TESTO DA LEGGERE
Urgenti come forza espressiva traboccante, ossessivi come passione incontenibile, dove l’amore per la musica è l’oggetto amoroso tanto bramato. Gli “I Hate My Village” vera e propria superband formata da Adriano Viterbini, Fabio Rondanini, Marco Fasolo e Alberto Ferrari, arrivano quasi minacciosi, impetuosi a tratti, pronti a travolgere tutto, tra ritmi africani accelerati e giungle dove trovare oasi lisergiche incontaminate, alla ricerca di una purezza che è nell’arte e nella sua stessa creazione.

PROBLEMA DA RISOLVERE
Estrai, senza cambiare nulla, il passo del testo sulla band I Hate My Village che va da "Urgenti come forza" fino a "sua stessa creazione.". Basati soltanto sul testo.

Elementi elencati in un insieme di dati
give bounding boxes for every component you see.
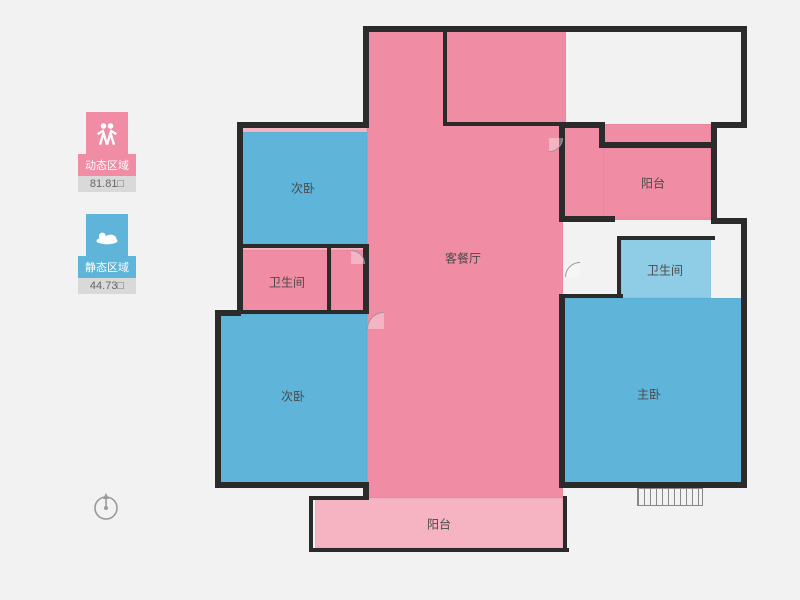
wall-20 (563, 294, 623, 298)
wall-26 (599, 142, 715, 148)
legend-dynamic-label: 动态区域 (78, 154, 136, 176)
balcony-rail (637, 488, 703, 506)
wall-6 (237, 244, 243, 314)
wall-18 (741, 218, 747, 488)
wall-1 (363, 26, 369, 126)
wall-7 (215, 482, 367, 488)
wall-2 (237, 122, 369, 128)
room-label-bed1: 主卧 (637, 386, 661, 403)
wall-12 (563, 496, 567, 552)
legend-static-label: 静态区域 (78, 256, 136, 278)
wall-30 (237, 310, 369, 314)
wall-28 (363, 244, 369, 314)
wall-29 (237, 244, 369, 248)
wall-33 (443, 122, 567, 126)
wall-10 (309, 496, 313, 552)
floorplan: 厨房客餐厅阳台卫生间次卧次卧卫生间主卧阳台 (205, 18, 750, 573)
room-label-living: 客餐厅 (445, 250, 481, 267)
wall-4 (215, 310, 221, 488)
wall-21 (617, 236, 621, 298)
room-label-balcony2: 阳台 (427, 516, 451, 533)
wall-3 (237, 122, 243, 250)
wall-16 (711, 122, 717, 222)
wall-31 (327, 248, 331, 310)
wall-13 (559, 482, 747, 488)
legend-dynamic-value: 81.81□ (78, 176, 136, 192)
room-label-balcony1: 阳台 (641, 175, 665, 192)
legend-static: 静态区域 44.73□ (78, 214, 136, 294)
wall-19 (559, 294, 565, 488)
room-label-bed3: 次卧 (281, 388, 305, 405)
room-label-bath2: 卫生间 (647, 262, 683, 279)
sleep-icon (86, 214, 128, 256)
legend-dynamic: 动态区域 81.81□ (78, 112, 136, 192)
wall-32 (443, 30, 447, 126)
legend: 动态区域 81.81□ 静态区域 44.73□ (78, 112, 136, 316)
compass-icon (90, 490, 122, 522)
legend-static-value: 44.73□ (78, 278, 136, 294)
wall-27 (559, 216, 615, 222)
wall-11 (309, 548, 569, 552)
wall-23 (559, 122, 565, 222)
wall-0 (363, 26, 747, 32)
wall-14 (741, 26, 747, 126)
room-label-bath1: 卫生间 (269, 274, 305, 291)
wall-22 (617, 236, 715, 240)
people-icon (86, 112, 128, 154)
door-arc-2 (565, 262, 595, 292)
room-label-bed2: 次卧 (291, 180, 315, 197)
wall-9 (309, 496, 369, 500)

LA RISPOSTA
Urgenti come forza espressiva traboccante, ossessivi come passione incontenibile, dove l’amore per la musica è l’oggetto amoroso tanto bramato. Gli “I Hate My Village” vera e propria superband formata da Adriano Viterbini, Fabio Rondanini, Marco Fasolo e Alberto Ferrari, arrivano quasi minacciosi, impetuosi a tratti, pronti a travolgere tutto, tra ritmi africani accelerati e giungle dove trovare oasi lisergiche incontaminate, alla ricerca di una purezza che è nell’arte e nella sua stessa creazione.